» What to work on
Check each line of the entries below for the string "como"; copy every line where it appears.

» Provided records

┄┄┄┄┄┄┄┄┄┄

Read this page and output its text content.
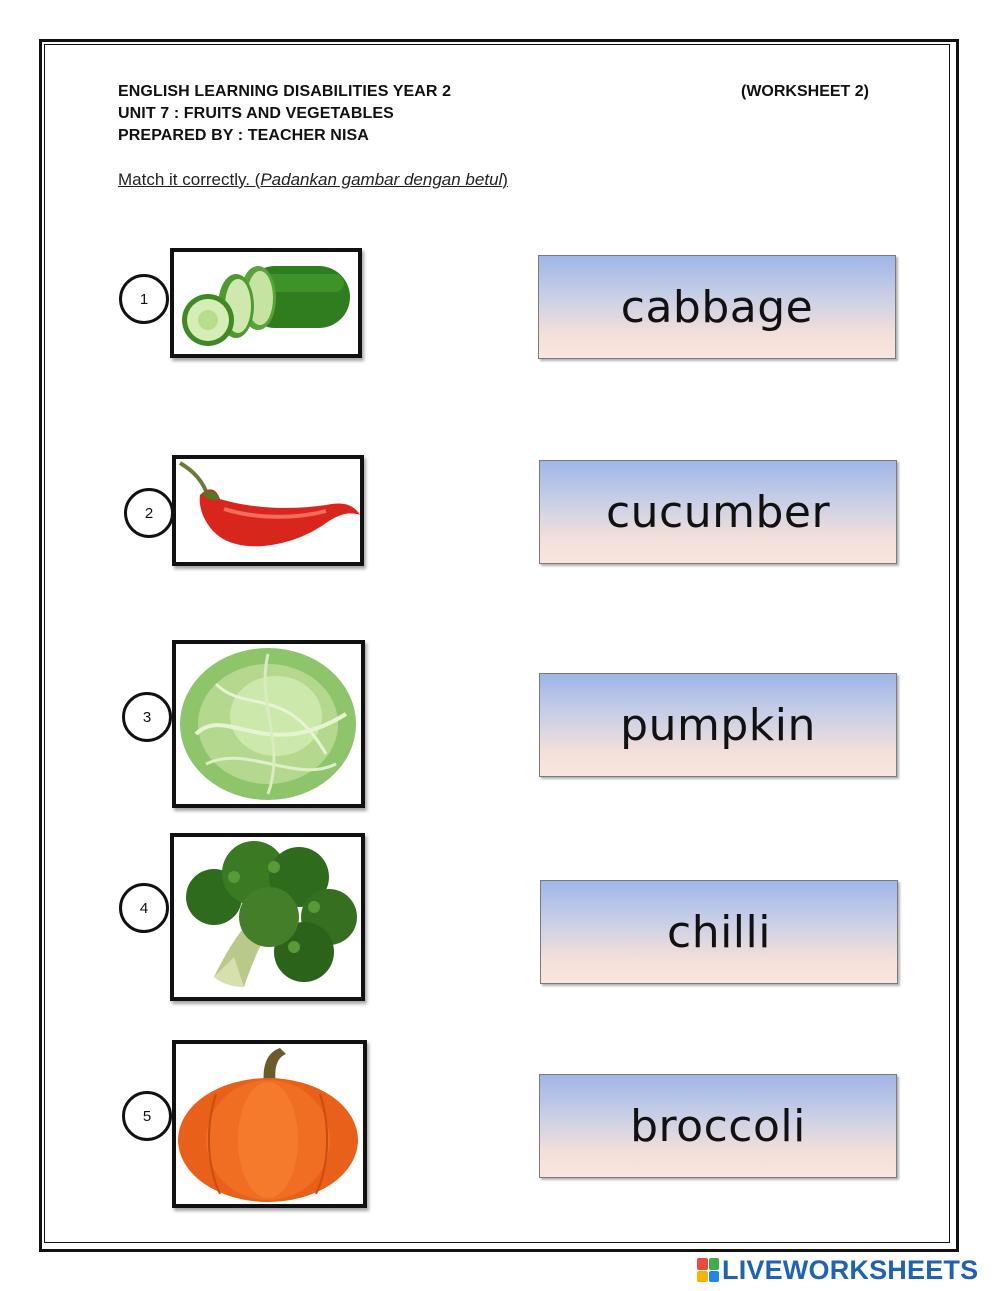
ENGLISH LEARNING DISABILITIES YEAR 2
UNIT 7 : FRUITS AND VEGETABLES
PREPARED BY : TEACHER NISA
(WORKSHEET 2)
Match it correctly. (Padankan gambar dengan betul)
1	cabbage
2	cucumber
3	pumpkin
4	chilli
5	broccoli
LIVEWORKSHEETS
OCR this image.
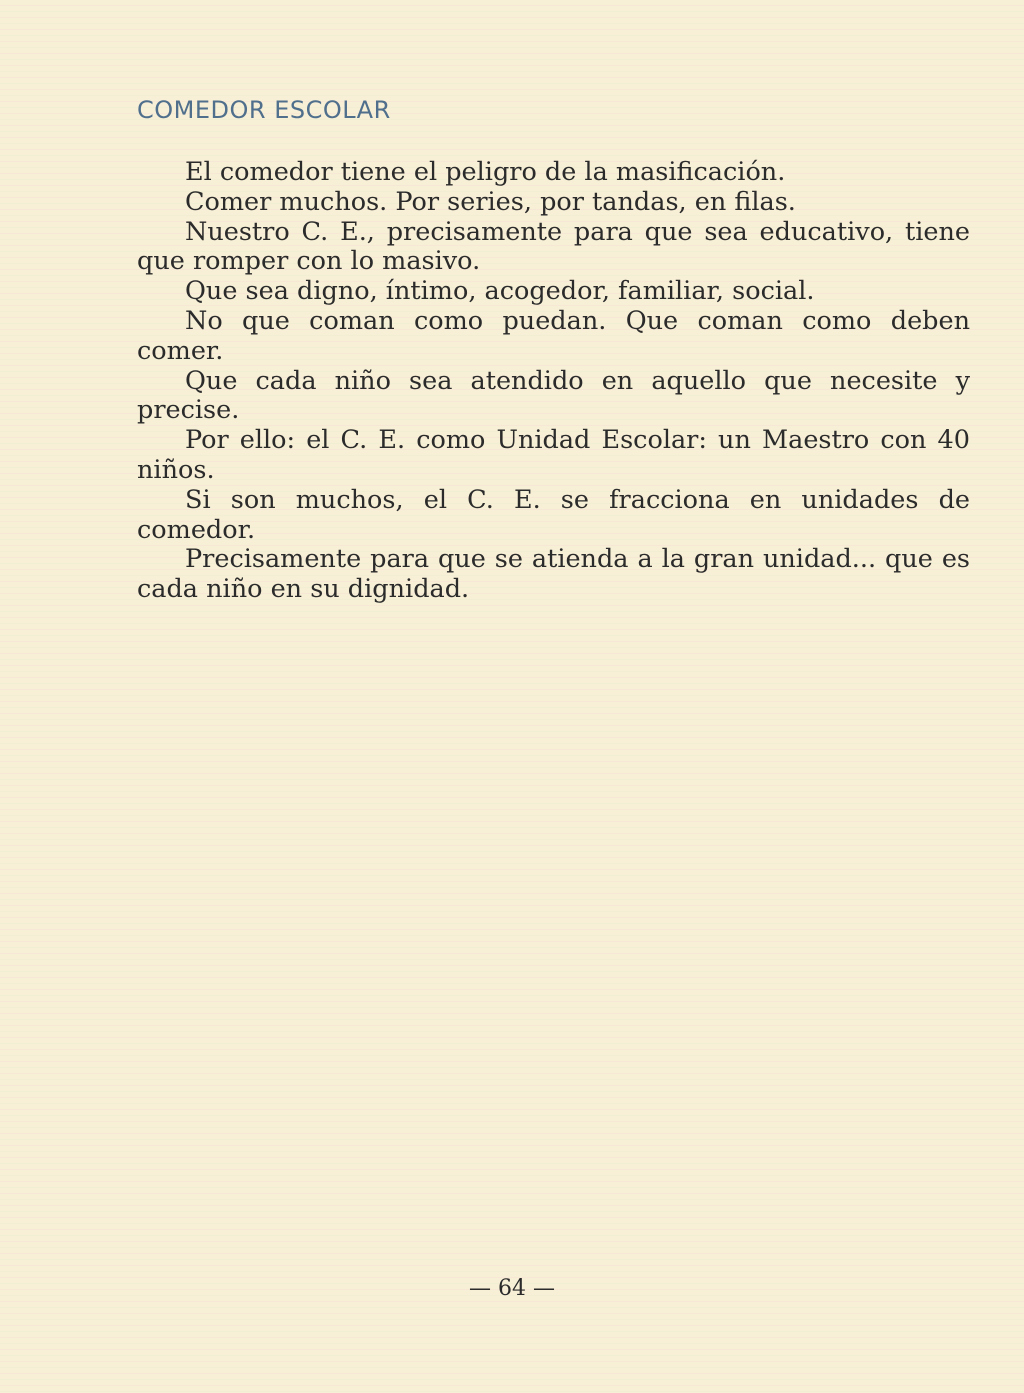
COMEDOR ESCOLAR

El comedor tiene el peligro de la masificación.

Comer muchos. Por series, por tandas, en filas.

Nuestro C. E., precisamente para que sea educativo, tiene que romper con lo masivo.

Que sea digno, íntimo, acogedor, familiar, social.

No que coman como puedan. Que coman como deben comer.

Que cada niño sea atendido en aquello que necesite y precise.

Por ello: el C. E. como Unidad Escolar: un Maestro con 40 niños.

Si son muchos, el C. E. se fracciona en unidades de comedor.

Precisamente para que se atienda a la gran unidad... que es cada niño en su dignidad.

— 64 —
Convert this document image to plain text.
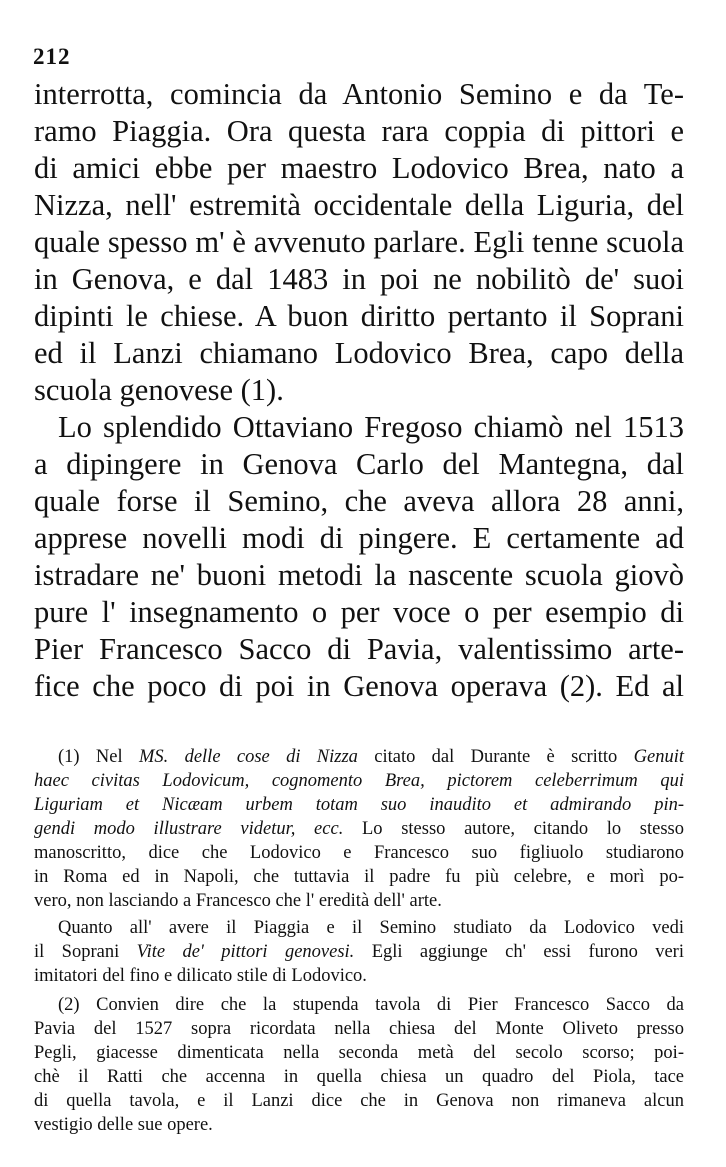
212
interrotta, comincia da Antonio Semino e da Te-
ramo Piaggia. Ora questa rara coppia di pittori e
di amici ebbe per maestro Lodovico Brea, nato a
Nizza, nell' estremità occidentale della Liguria, del
quale spesso m' è avvenuto parlare. Egli tenne scuola
in Genova, e dal 1483 in poi ne nobilitò de' suoi
dipinti le chiese. A buon diritto pertanto il Soprani
ed il Lanzi chiamano Lodovico Brea, capo della
scuola genovese (1).
Lo splendido Ottaviano Fregoso chiamò nel 1513
a dipingere in Genova Carlo del Mantegna, dal
quale forse il Semino, che aveva allora 28 anni,
apprese novelli modi di pingere. E certamente ad
istradare ne' buoni metodi la nascente scuola giovò
pure l' insegnamento o per voce o per esempio di
Pier Francesco Sacco di Pavia, valentissimo arte-
fice che poco di poi in Genova operava (2). Ed al
(1) Nel MS. delle cose di Nizza citato dal Durante è scritto Genuit
haec civitas Lodovicum, cognomento Brea, pictorem celeberrimum qui
Liguriam et Nicæam urbem totam suo inaudito et admirando pin-
gendi modo illustrare videtur, ecc. Lo stesso autore, citando lo stesso
manoscritto, dice che Lodovico e Francesco suo figliuolo studiarono
in Roma ed in Napoli, che tuttavia il padre fu più celebre, e morì po-
vero, non lasciando a Francesco che l' eredità dell' arte.
Quanto all' avere il Piaggia e il Semino studiato da Lodovico vedi
il Soprani Vite de' pittori genovesi. Egli aggiunge ch' essi furono veri
imitatori del fino e dilicato stile di Lodovico.
(2) Convien dire che la stupenda tavola di Pier Francesco Sacco da
Pavia del 1527 sopra ricordata nella chiesa del Monte Oliveto presso
Pegli, giacesse dimenticata nella seconda metà del secolo scorso; poi-
chè il Ratti che accenna in quella chiesa un quadro del Piola, tace
di quella tavola, e il Lanzi dice che in Genova non rimaneva alcun
vestigio delle sue opere.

┄┄┄┄┄┄┄┄┄┄

» Answer to this problem
No que coman como puedan. Que coman como deben comer.
Por ello: el C. E. como Unidad Escolar: un Maestro con 40 niños.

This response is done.